BEGIN Material for the task

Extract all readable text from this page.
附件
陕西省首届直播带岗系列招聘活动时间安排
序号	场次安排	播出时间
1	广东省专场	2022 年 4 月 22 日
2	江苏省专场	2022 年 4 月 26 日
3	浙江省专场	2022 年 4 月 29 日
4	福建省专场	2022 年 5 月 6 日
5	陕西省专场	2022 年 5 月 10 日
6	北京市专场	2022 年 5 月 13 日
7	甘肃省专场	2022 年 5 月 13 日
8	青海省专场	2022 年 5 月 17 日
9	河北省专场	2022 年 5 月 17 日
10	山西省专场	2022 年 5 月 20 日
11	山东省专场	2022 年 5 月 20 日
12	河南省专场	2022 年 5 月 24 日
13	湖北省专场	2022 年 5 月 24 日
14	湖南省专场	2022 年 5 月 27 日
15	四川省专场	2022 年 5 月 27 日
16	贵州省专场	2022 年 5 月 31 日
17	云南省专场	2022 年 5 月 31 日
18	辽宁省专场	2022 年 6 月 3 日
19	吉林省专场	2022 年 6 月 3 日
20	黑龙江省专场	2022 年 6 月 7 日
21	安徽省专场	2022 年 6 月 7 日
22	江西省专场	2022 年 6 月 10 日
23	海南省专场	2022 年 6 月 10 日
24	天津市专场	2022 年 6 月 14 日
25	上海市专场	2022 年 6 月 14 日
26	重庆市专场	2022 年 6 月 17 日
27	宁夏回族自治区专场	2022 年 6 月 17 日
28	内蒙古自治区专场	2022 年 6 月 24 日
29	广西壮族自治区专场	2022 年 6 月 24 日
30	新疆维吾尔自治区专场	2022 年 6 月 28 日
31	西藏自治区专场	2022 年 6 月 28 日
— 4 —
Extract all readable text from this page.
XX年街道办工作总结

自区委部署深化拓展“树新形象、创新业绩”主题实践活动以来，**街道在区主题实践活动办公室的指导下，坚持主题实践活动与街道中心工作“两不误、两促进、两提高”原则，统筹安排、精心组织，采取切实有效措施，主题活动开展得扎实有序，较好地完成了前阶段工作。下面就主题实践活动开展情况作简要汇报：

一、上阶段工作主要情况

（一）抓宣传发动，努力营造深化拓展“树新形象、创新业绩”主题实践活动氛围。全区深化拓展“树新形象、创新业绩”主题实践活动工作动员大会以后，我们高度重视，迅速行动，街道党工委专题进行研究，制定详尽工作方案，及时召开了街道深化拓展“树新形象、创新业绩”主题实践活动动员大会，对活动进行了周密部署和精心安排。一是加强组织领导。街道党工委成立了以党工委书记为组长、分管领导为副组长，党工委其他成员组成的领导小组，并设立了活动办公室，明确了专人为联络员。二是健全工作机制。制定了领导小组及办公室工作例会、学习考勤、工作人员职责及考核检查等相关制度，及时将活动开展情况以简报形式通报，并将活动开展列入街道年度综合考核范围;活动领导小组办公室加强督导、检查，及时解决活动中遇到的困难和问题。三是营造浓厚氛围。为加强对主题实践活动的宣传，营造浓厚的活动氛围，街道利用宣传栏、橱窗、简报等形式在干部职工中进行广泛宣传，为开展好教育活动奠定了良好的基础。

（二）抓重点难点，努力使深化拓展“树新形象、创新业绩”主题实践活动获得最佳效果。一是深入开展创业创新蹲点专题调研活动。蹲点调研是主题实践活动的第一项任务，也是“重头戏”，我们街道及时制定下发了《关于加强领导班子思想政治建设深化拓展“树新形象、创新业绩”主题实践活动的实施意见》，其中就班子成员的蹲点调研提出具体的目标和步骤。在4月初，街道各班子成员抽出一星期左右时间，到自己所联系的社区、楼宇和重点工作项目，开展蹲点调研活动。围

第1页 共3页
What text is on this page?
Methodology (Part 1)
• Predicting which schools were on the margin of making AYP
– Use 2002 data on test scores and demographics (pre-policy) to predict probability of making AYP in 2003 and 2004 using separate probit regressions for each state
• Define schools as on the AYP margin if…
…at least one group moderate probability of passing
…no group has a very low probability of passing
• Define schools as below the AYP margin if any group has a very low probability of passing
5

END Material for the task

* **Written exercise**: Each record above should be returned exactly as it appears.

* **Result**:
Extract all readable text from this page.
附件
陕西省首届直播带岗系列招聘活动时间安排
序号	场次安排	播出时间
1	广东省专场	2022 年 4 月 22 日
2	江苏省专场	2022 年 4 月 26 日
3	浙江省专场	2022 年 4 月 29 日
4	福建省专场	2022 年 5 月 6 日
5	陕西省专场	2022 年 5 月 10 日
6	北京市专场	2022 年 5 月 13 日
7	甘肃省专场	2022 年 5 月 13 日
8	青海省专场	2022 年 5 月 17 日
9	河北省专场	2022 年 5 月 17 日
10	山西省专场	2022 年 5 月 20 日
11	山东省专场	2022 年 5 月 20 日
12	河南省专场	2022 年 5 月 24 日
13	湖北省专场	2022 年 5 月 24 日
14	湖南省专场	2022 年 5 月 27 日
15	四川省专场	2022 年 5 月 27 日
16	贵州省专场	2022 年 5 月 31 日
17	云南省专场	2022 年 5 月 31 日
18	辽宁省专场	2022 年 6 月 3 日
19	吉林省专场	2022 年 6 月 3 日
20	黑龙江省专场	2022 年 6 月 7 日
21	安徽省专场	2022 年 6 月 7 日
22	江西省专场	2022 年 6 月 10 日
23	海南省专场	2022 年 6 月 10 日
24	天津市专场	2022 年 6 月 14 日
25	上海市专场	2022 年 6 月 14 日
26	重庆市专场	2022 年 6 月 17 日
27	宁夏回族自治区专场	2022 年 6 月 17 日
28	内蒙古自治区专场	2022 年 6 月 24 日
29	广西壮族自治区专场	2022 年 6 月 24 日
30	新疆维吾尔自治区专场	2022 年 6 月 28 日
31	西藏自治区专场	2022 年 6 月 28 日
— 4 —
Extract all readable text from this page.
XX年街道办工作总结

自区委部署深化拓展“树新形象、创新业绩”主题实践活动以来，**街道在区主题实践活动办公室的指导下，坚持主题实践活动与街道中心工作“两不误、两促进、两提高”原则，统筹安排、精心组织，采取切实有效措施，主题活动开展得扎实有序，较好地完成了前阶段工作。下面就主题实践活动开展情况作简要汇报：

一、上阶段工作主要情况

（一）抓宣传发动，努力营造深化拓展“树新形象、创新业绩”主题实践活动氛围。全区深化拓展“树新形象、创新业绩”主题实践活动工作动员大会以后，我们高度重视，迅速行动，街道党工委专题进行研究，制定详尽工作方案，及时召开了街道深化拓展“树新形象、创新业绩”主题实践活动动员大会，对活动进行了周密部署和精心安排。一是加强组织领导。街道党工委成立了以党工委书记为组长、分管领导为副组长，党工委其他成员组成的领导小组，并设立了活动办公室，明确了专人为联络员。二是健全工作机制。制定了领导小组及办公室工作例会、学习考勤、工作人员职责及考核检查等相关制度，及时将活动开展情况以简报形式通报，并将活动开展列入街道年度综合考核范围;活动领导小组办公室加强督导、检查，及时解决活动中遇到的困难和问题。三是营造浓厚氛围。为加强对主题实践活动的宣传，营造浓厚的活动氛围，街道利用宣传栏、橱窗、简报等形式在干部职工中进行广泛宣传，为开展好教育活动奠定了良好的基础。

（二）抓重点难点，努力使深化拓展“树新形象、创新业绩”主题实践活动获得最佳效果。一是深入开展创业创新蹲点专题调研活动。蹲点调研是主题实践活动的第一项任务，也是“重头戏”，我们街道及时制定下发了《关于加强领导班子思想政治建设深化拓展“树新形象、创新业绩”主题实践活动的实施意见》，其中就班子成员的蹲点调研提出具体的目标和步骤。在4月初，街道各班子成员抽出一星期左右时间，到自己所联系的社区、楼宇和重点工作项目，开展蹲点调研活动。围

第1页 共3页
What text is on this page?
Methodology (Part 1)
• Predicting which schools were on the margin of making AYP
– Use 2002 data on test scores and demographics (pre-policy) to predict probability of making AYP in 2003 and 2004 using separate probit regressions for each state
• Define schools as on the AYP margin if…
…at least one group moderate probability of passing
…no group has a very low probability of passing
• Define schools as below the AYP margin if any group has a very low probability of passing
5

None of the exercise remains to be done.